— start —
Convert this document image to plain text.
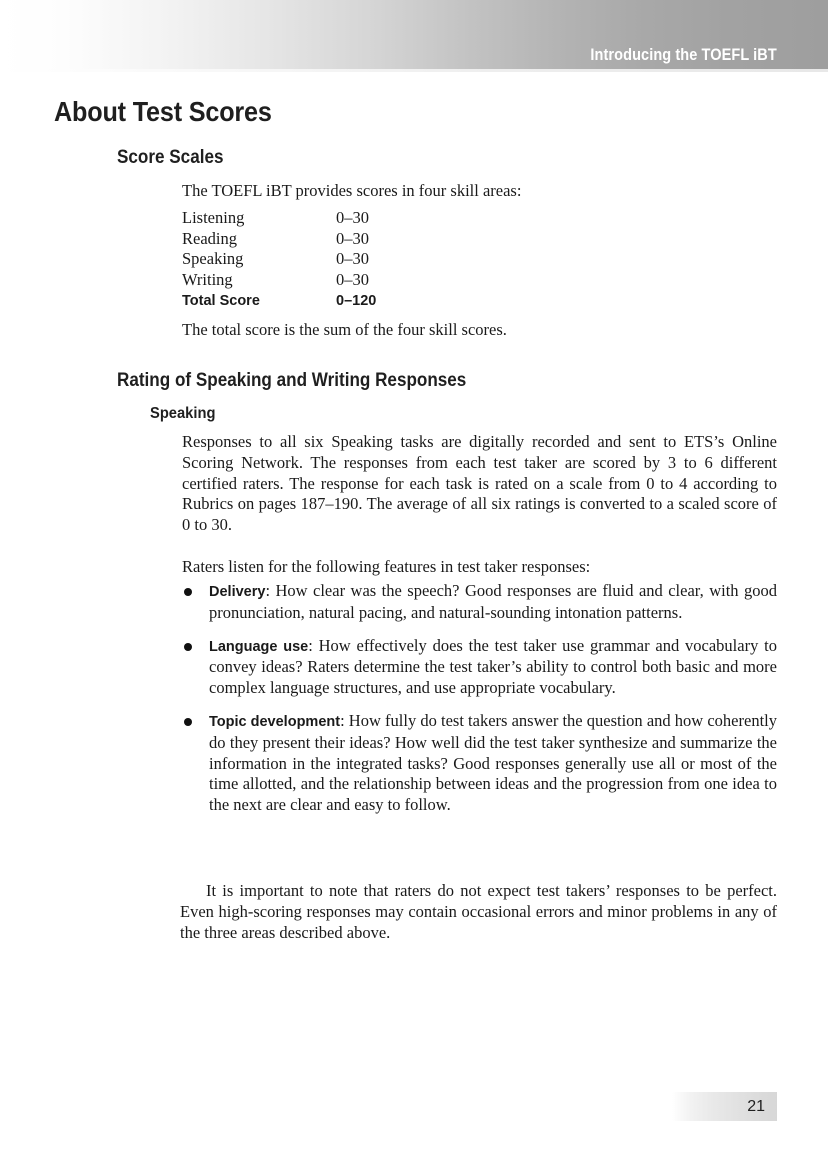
Introducing the TOEFL iBT
About Test Scores
Score Scales

The TOEFL iBT provides scores in four skill areas:

Listening	0–30
Reading	0–30
Speaking	0–30
Writing	0–30
Total Score	0–120

The total score is the sum of the four skill scores.

Rating of Speaking and Writing Responses
Speaking

Responses to all six Speaking tasks are digitally recorded and sent to ETS’s Online Scoring Network. The responses from each test taker are scored by 3 to 6 different certified raters. The response for each task is rated on a scale from 0 to 4 according to Rubrics on pages 187–190. The average of all six ratings is converted to a scaled score of 0 to 30.

Raters listen for the following features in test taker responses:

Delivery: How clear was the speech? Good responses are fluid and clear, with good pronunciation, natural pacing, and natural-sounding intonation patterns.
Language use: How effectively does the test taker use grammar and vocabulary to convey ideas? Raters determine the test taker’s ability to control both basic and more complex language structures, and use appropriate vocabulary.
Topic development: How fully do test takers answer the question and how coherently do they present their ideas? How well did the test taker synthesize and summarize the information in the integrated tasks? Good responses generally use all or most of the time allotted, and the relationship between ideas and the progression from one idea to the next are clear and easy to follow.

It is important to note that raters do not expect test takers’ responses to be perfect. Even high-scoring responses may contain occasional errors and minor problems in any of the three areas described above.

21
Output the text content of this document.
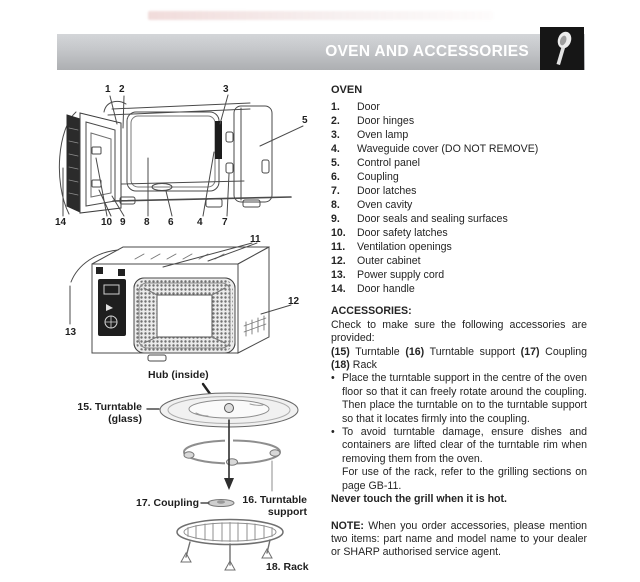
OVEN AND ACCESSORIES
1 2	3
5
14	10 9 8 6 4 7
11
12
13
Hub (inside)
15. Turntable
(glass)
17. Coupling	16. Turntable
support
18. Rack

OVEN

1.	Door
2.	Door hinges
3.	Oven lamp
4.	Waveguide cover (DO NOT REMOVE)
5.	Control panel
6.	Coupling
7.	Door latches
8.	Oven cavity
9.	Door seals and sealing surfaces
10.	Door safety latches
11.	Ventilation openings
12.	Outer cabinet
13.	Power supply cord
14.	Door handle

ACCESSORIES:

Check to make sure the following accessories are provided:

(15) Turntable (16) Turntable support (17) Coupling (18) Rack

• Place the turntable support in the centre of the oven floor so that it can freely rotate around the coupling. Then place the turntable on to the turntable support so that it locates firmly into the coupling.

• To avoid turntable damage, ensure dishes and containers are lifted clear of the turntable rim when removing them from the oven.

For use of the rack, refer to the grilling sections on page GB-11.

Never touch the grill when it is hot.

NOTE: When you order accessories, please mention two items: part name and model name to your dealer or SHARP authorised service agent.
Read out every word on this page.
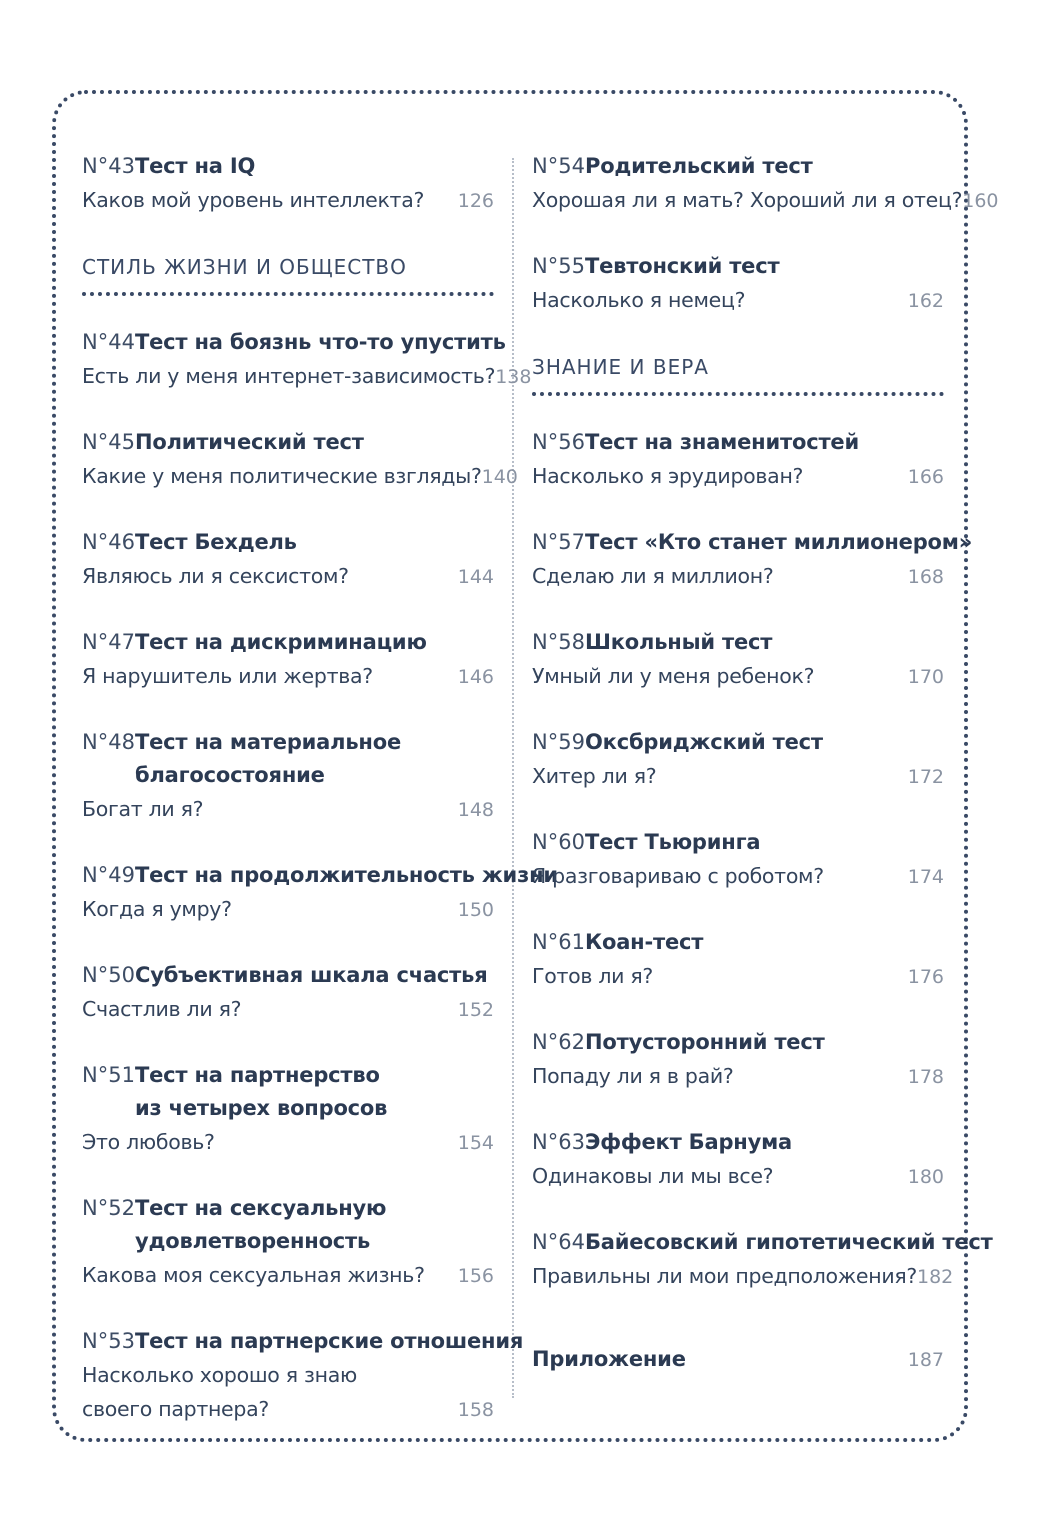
N°43 Тест на IQ
Каков мой уровень интеллекта? 126
СТИЛЬ ЖИЗНИ И ОБЩЕСТВО
N°44 Тест на боязнь что-то упустить
Есть ли у меня интернет-зависимость? 138
N°45 Политический тест
Какие у меня политические взгляды? 140
N°46 Тест Бехдель
Являюсь ли я сексистом?	144
N°47 Тест на дискриминацию
Я нарушитель или жертва?	146
N°48 Тест на материальное
благосостояние
Богат ли я?	148
N°49 Тест на продолжительность жизни
Когда я умру?	150
N°50 Субъективная шкала счастья
Счастлив ли я?	152
N°51 Тест на партнерство
из четырех вопросов
Это любовь?	154
N°52 Тест на сексуальную
удовлетворенность
Какова моя сексуальная жизнь? 156
N°53 Тест на партнерские отношения
Насколько хорошо я знаю
своего партнера?	158
N°54 Родительский тест
Хорошая ли я мать? Хороший ли я отец? 160
N°55 Тевтонский тест
Насколько я немец?	162
ЗНАНИЕ И ВЕРА
N°56 Тест на знаменитостей
Насколько я эрудирован?	166
N°57 Тест «Кто станет миллионером»
Сделаю ли я миллион?	168
N°58 Школьный тест
Умный ли у меня ребенок?	170
N°59 Оксбриджский тест
Хитер ли я?	172
N°60 Тест Тьюринга
Я разговариваю с роботом?	174
N°61 Коан-тест
Готов ли я?	176
N°62 Потусторонний тест
Попаду ли я в рай?	178
N°63 Эффект Барнума
Одинаковы ли мы все?	180
N°64 Байесовский гипотетический тест
Правильны ли мои предположения? 182
Приложение	187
— end —
◆ Given task ◆
Look for lines containing the string "latches" and copy them all.

◆ The completed task ◆
7.	Door latches
10.	Door safety latches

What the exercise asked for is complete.